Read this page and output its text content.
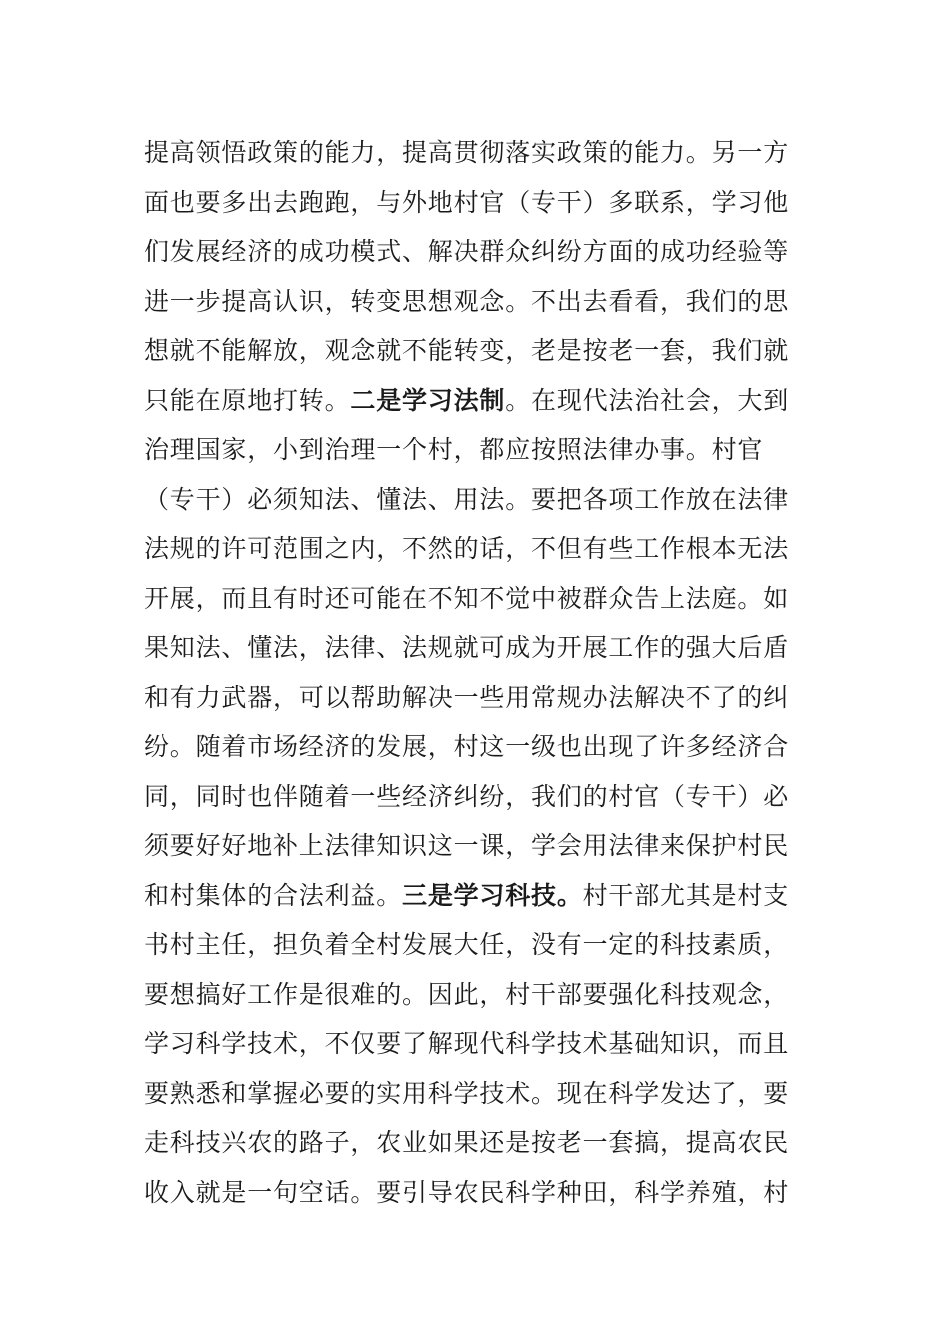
提高领悟政策的能力，提高贯彻落实政策的能力。另一方
面也要多出去跑跑，与外地村官（专干）多联系，学习他
们发展经济的成功模式、解决群众纠纷方面的成功经验等
进一步提高认识，转变思想观念。不出去看看，我们的思
想就不能解放，观念就不能转变，老是按老一套，我们就
只能在原地打转。二是学习法制。在现代法治社会，大到
治理国家，小到治理一个村，都应按照法律办事。村官
（专干）必须知法、懂法、用法。要把各项工作放在法律
法规的许可范围之内，不然的话，不但有些工作根本无法
开展，而且有时还可能在不知不觉中被群众告上法庭。如
果知法、懂法，法律、法规就可成为开展工作的强大后盾
和有力武器，可以帮助解决一些用常规办法解决不了的纠
纷。随着市场经济的发展，村这一级也出现了许多经济合
同，同时也伴随着一些经济纠纷，我们的村官（专干）必
须要好好地补上法律知识这一课，学会用法律来保护村民
和村集体的合法利益。三是学习科技。村干部尤其是村支
书村主任，担负着全村发展大任，没有一定的科技素质，
要想搞好工作是很难的。因此，村干部要强化科技观念，
学习科学技术，不仅要了解现代科学技术基础知识，而且
要熟悉和掌握必要的实用科学技术。现在科学发达了，要
走科技兴农的路子，农业如果还是按老一套搞，提高农民
收入就是一句空话。要引导农民科学种田，科学养殖，村
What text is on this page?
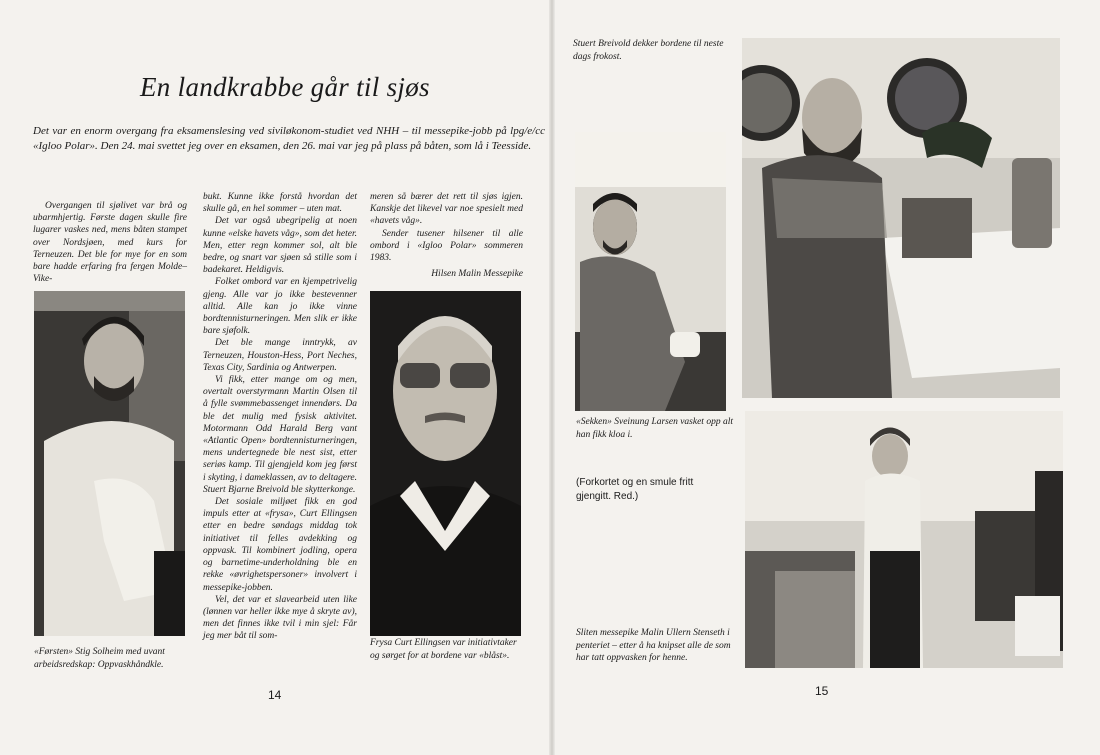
En landkrabbe går til sjøs
Det var en enorm overgang fra eksamenslesing ved siviløkonom-studiet ved NHH – til messepike-jobb på lpg/e/cc «Igloo Polar». Den 24. mai svettet jeg over en eksamen, den 26. mai var jeg på plass på båten, som lå i Teesside.

Overgangen til sjølivet var brå og ubarmhjertig. Første dagen skulle fire lugarer vaskes ned, mens båten stampet over Nordsjøen, med kurs for Terneuzen. Det ble for mye for en som bare hadde erfaring fra fergen Molde–Vike-

«Førsten» Stig Solheim med uvant arbeidsredskap: Oppvaskhåndkle.

bukt. Kunne ikke forstå hvordan det skulle gå, en hel sommer – uten mat.

Det var også ubegripelig at noen kunne «elske havets våg», som det heter. Men, etter regn kommer sol, alt ble bedre, og snart var sjøen så stille som i badekaret. Heldigvis.

Folket ombord var en kjempetrivelig gjeng. Alle var jo ikke bestevenner alltid. Alle kan jo ikke vinne bordtennisturneringen. Men slik er ikke bare sjøfolk.

Det ble mange inntrykk, av Terneuzen, Houston-Hess, Port Neches, Texas City, Sardinia og Antwerpen.

Vi fikk, etter mange om og men, overtalt overstyrmann Martin Olsen til å fylle svømmebassenget innendørs. Da ble det mulig med fysisk aktivitet. Motormann Odd Harald Berg vant «Atlantic Open» bordtennisturneringen, mens undertegnede ble nest sist, etter seriøs kamp. Til gjengjeld kom jeg først i skyting, i dameklassen, av to deltagere. Stuert Bjarne Breivold ble skytterkonge.

Det sosiale miljøet fikk en god impuls etter at «frysa», Curt Ellingsen etter en bedre søndags middag tok initiativet til felles avdekking og oppvask. Til kombinert jodling, opera og barnetime-underholdning ble en rekke «øvrighetspersoner» involvert i messepike-jobben.

Vel, det var et slavearbeid uten like (lønnen var heller ikke mye å skryte av), men det finnes ikke tvil i min sjel: Får jeg mer båt til som-

meren så bærer det rett til sjøs igjen. Kanskje det likevel var noe spesielt med «havets våg».

Sender tusener hilsener til alle ombord i «Igloo Polar» sommeren 1983.

Hilsen Malin Messepike

Frysa Curt Ellingsen var initiativtaker og sørget for at bordene var «blåst».
14
Stuert Breivold dekker bordene til neste dags frokost.
«Sekken» Sveinung Larsen vasket opp alt han fikk kloa i.
(Forkortet og en smule fritt gjengitt. Red.)
Sliten messepike Malin Ullern Stenseth i penteriet – etter å ha knipset alle de som har tatt oppvasken for henne.
15
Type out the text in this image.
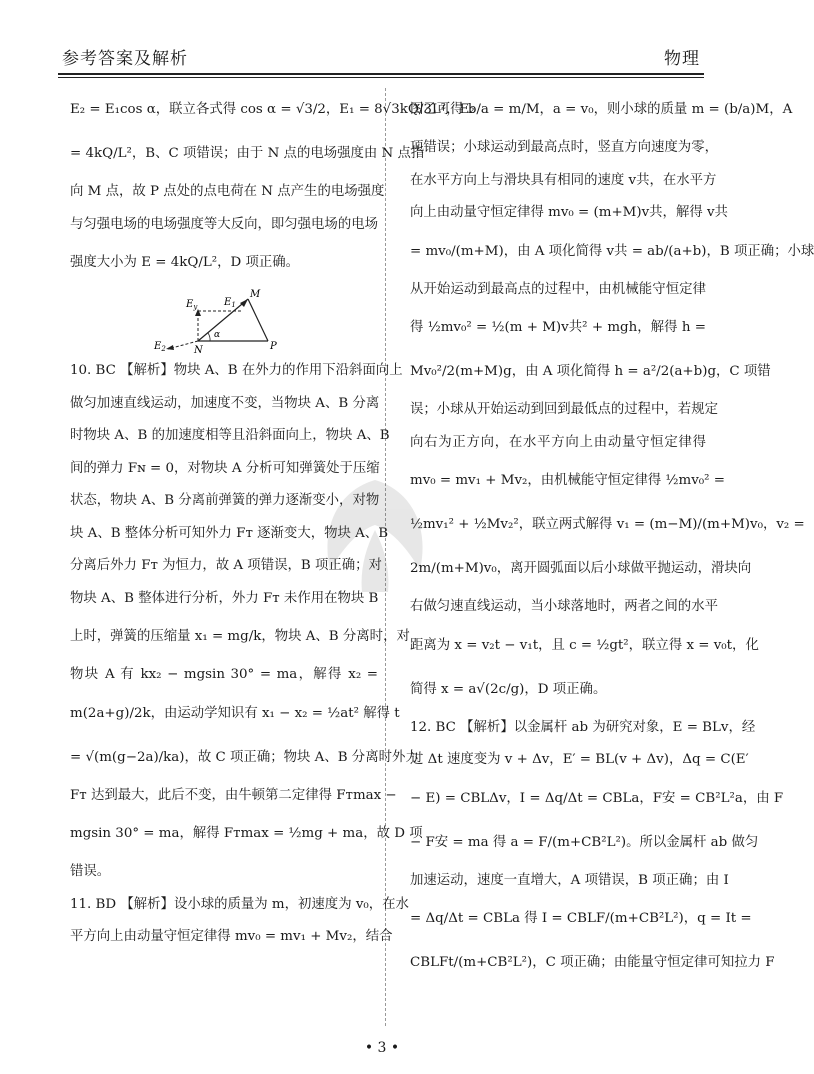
参考答案及解析	物理
E₂ = E₁cos α，联立各式得 cos α = √3/2，E₁ = 8√3kQ/3L²，E₂
= 4kQ/L²，B、C 项错误；由于 N 点的电场强度由 N 点指
向 M 点，故 P 点处的点电荷在 N 点产生的电场强度
与匀强电场的电场强度等大反向，即匀强电场的电场
强度大小为 E = 4kQ/L²，D 项正确。
$E_y$	$E_1$
M
α
$E_2$	N	P
10. BC 【解析】物块 A、B 在外力的作用下沿斜面向上
做匀加速直线运动，加速度不变，当物块 A、B 分离
时物块 A、B 的加速度相等且沿斜面向上，物块 A、B
间的弹力 Fɴ = 0，对物块 A 分析可知弹簧处于压缩
状态，物块 A、B 分离前弹簧的弹力逐渐变小，对物
块 A、B 整体分析可知外力 Fᴛ 逐渐变大，物块 A、B
分离后外力 Fᴛ 为恒力，故 A 项错误，B 项正确；对
物块 A、B 整体进行分析，外力 Fᴛ 未作用在物块 B
上时，弹簧的压缩量 x₁ = mg/k，物块 A、B 分离时，对
物块 A 有 kx₂ − mgsin 30° = ma，解得 x₂ =
m(2a+g)/2k，由运动学知识有 x₁ − x₂ = ½at² 解得 t
= √(m(g−2a)/ka)，故 C 项正确；物块 A、B 分离时外力
Fᴛ 达到最大，此后不变，由牛顿第二定律得 Fᴛmax −
mgsin 30° = ma，解得 Fᴛmax = ½mg + ma，故 D 项
错误。
11. BD 【解析】设小球的质量为 m，初速度为 v₀，在水
平方向上由动量守恒定律得 mv₀ = mv₁ + Mv₂，结合
图乙可得 b/a = m/M，a = v₀，则小球的质量 m = (b/a)M，A
项错误；小球运动到最高点时，竖直方向速度为零，
在水平方向上与滑块具有相同的速度 v共，在水平方
向上由动量守恒定律得 mv₀ = (m+M)v共，解得 v共
= mv₀/(m+M)，由 A 项化简得 v共 = ab/(a+b)，B 项正确；小球
从开始运动到最高点的过程中，由机械能守恒定律
得 ½mv₀² = ½(m + M)v共² + mgh，解得 h =
Mv₀²/2(m+M)g，由 A 项化简得 h = a²/2(a+b)g，C 项错
误；小球从开始运动到回到最低点的过程中，若规定
向右为正方向，在水平方向上由动量守恒定律得
mv₀ = mv₁ + Mv₂，由机械能守恒定律得 ½mv₀² =
½mv₁² + ½Mv₂²，联立两式解得 v₁ = (m−M)/(m+M)v₀，v₂ =
2m/(m+M)v₀，离开圆弧面以后小球做平抛运动，滑块向
右做匀速直线运动，当小球落地时，两者之间的水平
距离为 x = v₂t − v₁t，且 c = ½gt²，联立得 x = v₀t，化
简得 x = a√(2c/g)，D 项正确。
12. BC 【解析】以金属杆 ab 为研究对象，E = BLv，经
过 Δt 速度变为 v + Δv，E′ = BL(v + Δv)，Δq = C(E′
− E) = CBLΔv，I = Δq/Δt = CBLa，F安 = CB²L²a，由 F
− F安 = ma 得 a = F/(m+CB²L²)。所以金属杆 ab 做匀
加速运动，速度一直增大，A 项错误，B 项正确；由 I
= Δq/Δt = CBLa 得 I = CBLF/(m+CB²L²)，q = It =
CBLFt/(m+CB²L²)，C 项正确；由能量守恒定律可知拉力 F
• 3 •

▶ Task directions: Collect the complete line wherever the string "ombord" appears in the records.

▶ Exercise response:
Folket ombord var en kjempetrivelig gjeng. Alle var jo ikke bestevenner alltid. Alle kan jo ikke vinne bordtennisturneringen. Men slik er ikke bare sjøfolk.
Sender tusener hilsener til alle ombord i «Igloo Polar» sommeren 1983.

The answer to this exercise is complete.